Stated exercise
Exactly as written, please set down all of the entries again, with no pictures.

Records shown
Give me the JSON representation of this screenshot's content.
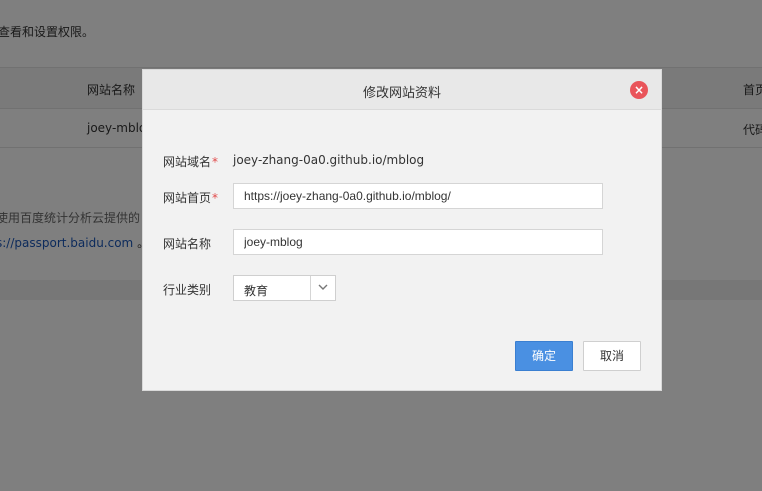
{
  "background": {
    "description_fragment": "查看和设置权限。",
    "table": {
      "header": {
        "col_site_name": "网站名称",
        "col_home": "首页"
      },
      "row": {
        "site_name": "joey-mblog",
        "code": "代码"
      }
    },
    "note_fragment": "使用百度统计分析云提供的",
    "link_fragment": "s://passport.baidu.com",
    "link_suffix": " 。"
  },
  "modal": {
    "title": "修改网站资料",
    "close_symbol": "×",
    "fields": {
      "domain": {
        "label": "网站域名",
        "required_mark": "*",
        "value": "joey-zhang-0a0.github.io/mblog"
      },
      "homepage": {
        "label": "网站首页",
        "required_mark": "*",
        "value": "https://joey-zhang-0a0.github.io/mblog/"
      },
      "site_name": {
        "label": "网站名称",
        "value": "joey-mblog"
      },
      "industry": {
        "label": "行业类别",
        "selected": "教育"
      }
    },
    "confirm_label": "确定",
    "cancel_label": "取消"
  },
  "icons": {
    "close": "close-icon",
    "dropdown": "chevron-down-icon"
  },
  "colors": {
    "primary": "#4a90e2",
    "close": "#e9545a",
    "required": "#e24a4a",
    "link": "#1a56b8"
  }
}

Expected answer
Give me the JSON representation of this screenshot's content.
{
  "background": {
    "description_fragment": "查看和设置权限。",
    "table": {
      "header": {
        "col_site_name": "网站名称",
        "col_home": "首页"
      },
      "row": {
        "site_name": "joey-mblog",
        "code": "代码"
      }
    },
    "note_fragment": "使用百度统计分析云提供的",
    "link_fragment": "s://passport.baidu.com",
    "link_suffix": " 。"
  },
  "modal": {
    "title": "修改网站资料",
    "close_symbol": "×",
    "fields": {
      "domain": {
        "label": "网站域名",
        "required_mark": "*",
        "value": "joey-zhang-0a0.github.io/mblog"
      },
      "homepage": {
        "label": "网站首页",
        "required_mark": "*",
        "value": "https://joey-zhang-0a0.github.io/mblog/"
      },
      "site_name": {
        "label": "网站名称",
        "value": "joey-mblog"
      },
      "industry": {
        "label": "行业类别",
        "selected": "教育"
      }
    },
    "confirm_label": "确定",
    "cancel_label": "取消"
  },
  "icons": {
    "close": "close-icon",
    "dropdown": "chevron-down-icon"
  },
  "colors": {
    "primary": "#4a90e2",
    "close": "#e9545a",
    "required": "#e24a4a",
    "link": "#1a56b8"
  }
}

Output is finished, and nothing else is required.